* [Goal of the exercise] In the records below, count every line containing "Tickets". Reply with the number only.

________

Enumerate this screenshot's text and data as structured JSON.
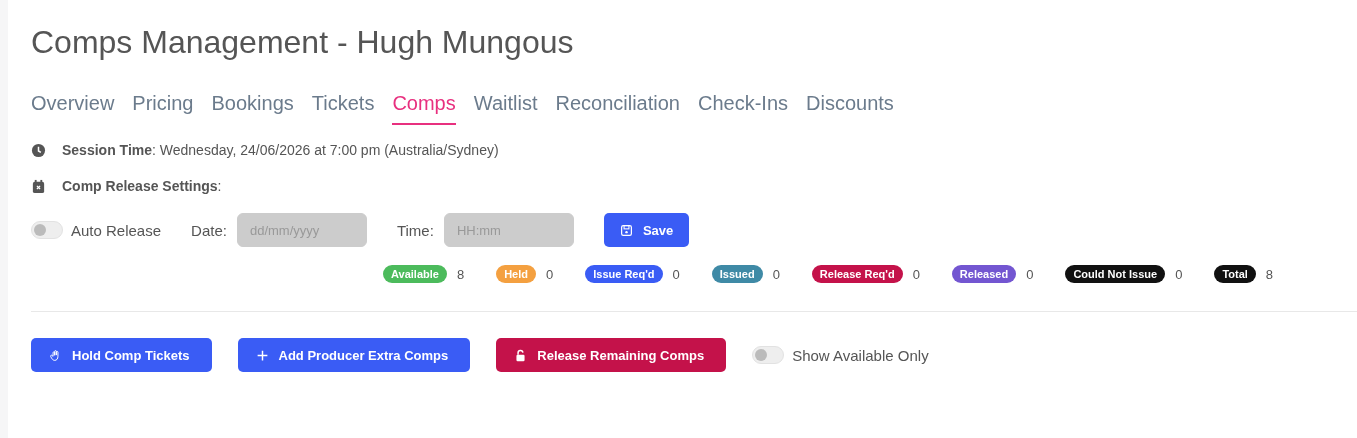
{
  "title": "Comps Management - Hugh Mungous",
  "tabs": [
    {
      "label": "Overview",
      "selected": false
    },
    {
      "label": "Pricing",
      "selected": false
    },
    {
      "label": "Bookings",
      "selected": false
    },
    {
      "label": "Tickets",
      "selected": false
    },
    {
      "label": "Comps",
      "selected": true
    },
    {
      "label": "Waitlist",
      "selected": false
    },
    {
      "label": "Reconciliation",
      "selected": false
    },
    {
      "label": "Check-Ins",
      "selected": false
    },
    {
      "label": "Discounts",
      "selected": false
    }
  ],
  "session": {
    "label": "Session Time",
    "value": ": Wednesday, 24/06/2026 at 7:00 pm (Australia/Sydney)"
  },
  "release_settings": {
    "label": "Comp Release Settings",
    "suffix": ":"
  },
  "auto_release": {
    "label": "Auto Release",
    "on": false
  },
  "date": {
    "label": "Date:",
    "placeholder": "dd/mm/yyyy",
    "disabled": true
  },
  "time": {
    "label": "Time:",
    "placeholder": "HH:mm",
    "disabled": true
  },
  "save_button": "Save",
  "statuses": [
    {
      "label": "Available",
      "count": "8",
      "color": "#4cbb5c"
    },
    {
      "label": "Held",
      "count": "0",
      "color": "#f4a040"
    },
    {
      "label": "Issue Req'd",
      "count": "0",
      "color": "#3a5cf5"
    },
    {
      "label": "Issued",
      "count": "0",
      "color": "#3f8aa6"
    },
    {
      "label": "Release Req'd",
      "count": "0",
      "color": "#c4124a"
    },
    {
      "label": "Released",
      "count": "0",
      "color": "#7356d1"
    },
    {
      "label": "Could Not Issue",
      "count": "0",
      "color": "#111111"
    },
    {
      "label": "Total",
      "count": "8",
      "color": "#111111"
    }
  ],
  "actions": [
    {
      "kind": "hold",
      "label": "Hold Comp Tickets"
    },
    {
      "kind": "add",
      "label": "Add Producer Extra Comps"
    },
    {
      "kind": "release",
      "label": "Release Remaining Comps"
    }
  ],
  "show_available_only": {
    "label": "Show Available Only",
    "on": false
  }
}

________

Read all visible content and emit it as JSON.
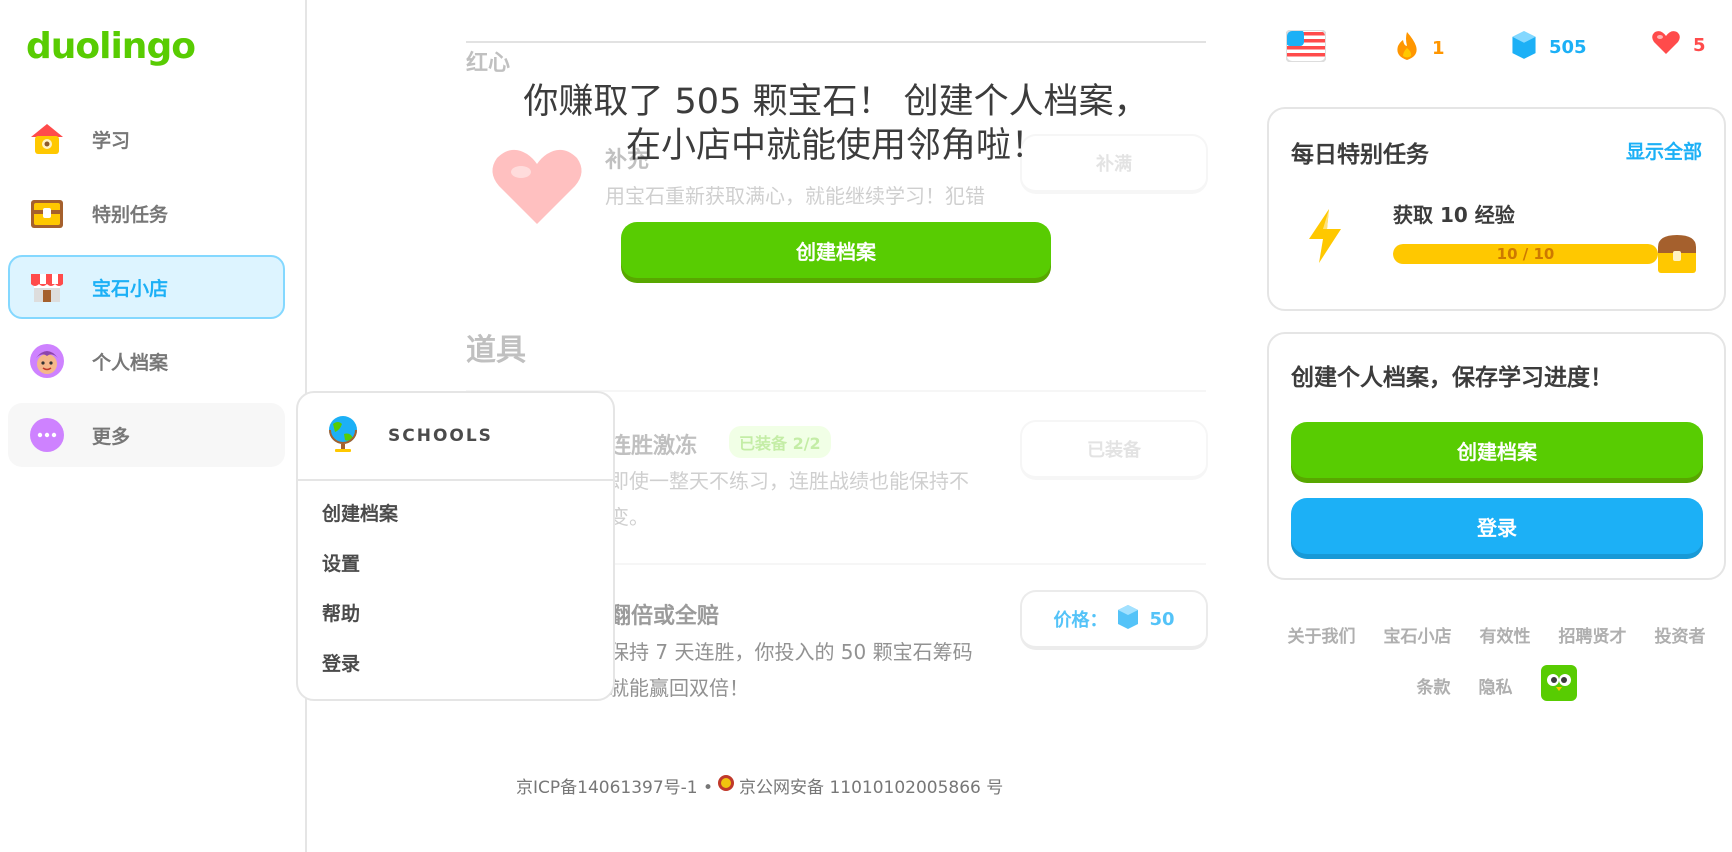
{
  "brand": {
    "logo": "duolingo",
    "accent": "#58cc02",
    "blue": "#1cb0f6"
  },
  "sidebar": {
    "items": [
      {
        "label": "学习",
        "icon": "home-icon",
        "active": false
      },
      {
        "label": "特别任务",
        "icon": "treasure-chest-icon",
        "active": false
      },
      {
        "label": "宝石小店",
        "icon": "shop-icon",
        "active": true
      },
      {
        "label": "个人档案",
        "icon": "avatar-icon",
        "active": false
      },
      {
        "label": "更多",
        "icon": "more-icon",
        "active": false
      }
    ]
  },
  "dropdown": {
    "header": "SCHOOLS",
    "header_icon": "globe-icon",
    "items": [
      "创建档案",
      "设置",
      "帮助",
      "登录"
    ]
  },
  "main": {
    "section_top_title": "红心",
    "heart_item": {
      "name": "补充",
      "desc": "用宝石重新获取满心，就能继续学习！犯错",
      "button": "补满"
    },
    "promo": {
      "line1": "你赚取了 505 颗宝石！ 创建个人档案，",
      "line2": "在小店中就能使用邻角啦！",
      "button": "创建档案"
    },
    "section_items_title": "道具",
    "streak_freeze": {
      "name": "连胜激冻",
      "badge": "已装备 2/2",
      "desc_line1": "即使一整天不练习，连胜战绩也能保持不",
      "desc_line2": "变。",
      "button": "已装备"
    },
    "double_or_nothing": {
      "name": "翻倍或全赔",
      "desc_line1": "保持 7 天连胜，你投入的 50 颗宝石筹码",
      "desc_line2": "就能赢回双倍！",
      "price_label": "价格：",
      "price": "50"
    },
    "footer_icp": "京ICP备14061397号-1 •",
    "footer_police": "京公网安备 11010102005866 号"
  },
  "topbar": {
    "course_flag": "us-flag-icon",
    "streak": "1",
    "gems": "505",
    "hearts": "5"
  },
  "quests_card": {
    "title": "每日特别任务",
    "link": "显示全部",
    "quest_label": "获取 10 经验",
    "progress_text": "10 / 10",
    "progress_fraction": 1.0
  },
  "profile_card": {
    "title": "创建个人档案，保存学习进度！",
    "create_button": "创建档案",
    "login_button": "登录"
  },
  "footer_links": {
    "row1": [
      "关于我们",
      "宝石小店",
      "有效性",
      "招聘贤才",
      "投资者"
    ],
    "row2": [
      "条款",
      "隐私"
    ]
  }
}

________

* [Solution to this task] 2